Set exercise
Every line of the material is to be quoted verbatim, minus the pictures.
*** Supplied data ***
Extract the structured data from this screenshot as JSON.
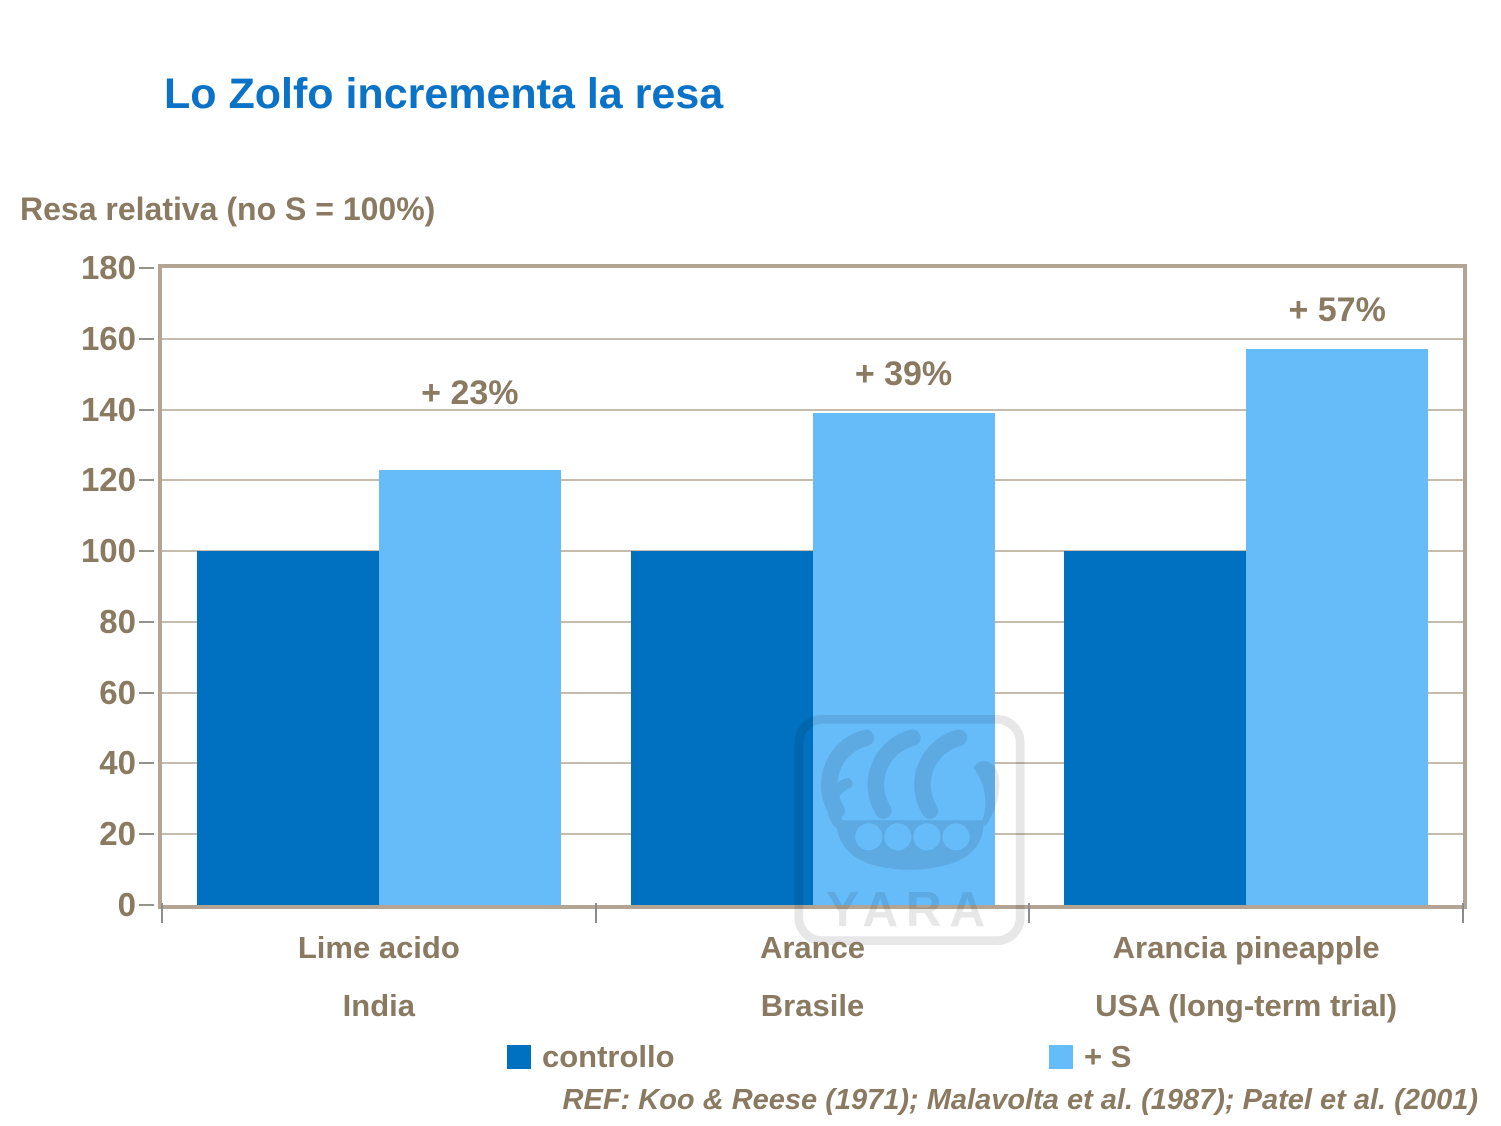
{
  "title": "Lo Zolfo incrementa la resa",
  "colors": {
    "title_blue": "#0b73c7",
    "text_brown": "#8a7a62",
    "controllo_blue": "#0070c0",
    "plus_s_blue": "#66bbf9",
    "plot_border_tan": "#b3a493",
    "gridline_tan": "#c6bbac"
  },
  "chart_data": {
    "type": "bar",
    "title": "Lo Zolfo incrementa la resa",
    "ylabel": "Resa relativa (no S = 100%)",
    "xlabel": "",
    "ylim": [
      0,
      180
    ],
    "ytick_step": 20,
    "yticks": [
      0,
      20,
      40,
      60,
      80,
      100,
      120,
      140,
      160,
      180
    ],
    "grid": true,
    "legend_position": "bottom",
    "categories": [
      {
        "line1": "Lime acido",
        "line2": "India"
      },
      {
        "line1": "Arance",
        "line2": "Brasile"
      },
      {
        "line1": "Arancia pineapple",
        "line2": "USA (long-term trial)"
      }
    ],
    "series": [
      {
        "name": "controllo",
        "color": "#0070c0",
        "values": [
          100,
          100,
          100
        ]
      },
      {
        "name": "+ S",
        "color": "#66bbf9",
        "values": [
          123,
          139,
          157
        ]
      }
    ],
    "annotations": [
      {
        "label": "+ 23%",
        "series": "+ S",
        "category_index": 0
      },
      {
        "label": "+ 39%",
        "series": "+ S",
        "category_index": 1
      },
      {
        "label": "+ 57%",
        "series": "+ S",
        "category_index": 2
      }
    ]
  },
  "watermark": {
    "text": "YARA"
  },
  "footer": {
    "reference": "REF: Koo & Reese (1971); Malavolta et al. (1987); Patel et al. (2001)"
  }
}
***
Task output
Extract the structured data from this screenshot as JSON.
{
  "title": "Lo Zolfo incrementa la resa",
  "colors": {
    "title_blue": "#0b73c7",
    "text_brown": "#8a7a62",
    "controllo_blue": "#0070c0",
    "plus_s_blue": "#66bbf9",
    "plot_border_tan": "#b3a493",
    "gridline_tan": "#c6bbac"
  },
  "chart_data": {
    "type": "bar",
    "title": "Lo Zolfo incrementa la resa",
    "ylabel": "Resa relativa (no S = 100%)",
    "xlabel": "",
    "ylim": [
      0,
      180
    ],
    "ytick_step": 20,
    "yticks": [
      0,
      20,
      40,
      60,
      80,
      100,
      120,
      140,
      160,
      180
    ],
    "grid": true,
    "legend_position": "bottom",
    "categories": [
      {
        "line1": "Lime acido",
        "line2": "India"
      },
      {
        "line1": "Arance",
        "line2": "Brasile"
      },
      {
        "line1": "Arancia pineapple",
        "line2": "USA (long-term trial)"
      }
    ],
    "series": [
      {
        "name": "controllo",
        "color": "#0070c0",
        "values": [
          100,
          100,
          100
        ]
      },
      {
        "name": "+ S",
        "color": "#66bbf9",
        "values": [
          123,
          139,
          157
        ]
      }
    ],
    "annotations": [
      {
        "label": "+ 23%",
        "series": "+ S",
        "category_index": 0
      },
      {
        "label": "+ 39%",
        "series": "+ S",
        "category_index": 1
      },
      {
        "label": "+ 57%",
        "series": "+ S",
        "category_index": 2
      }
    ]
  },
  "watermark": {
    "text": "YARA"
  },
  "footer": {
    "reference": "REF: Koo & Reese (1971); Malavolta et al. (1987); Patel et al. (2001)"
  }
}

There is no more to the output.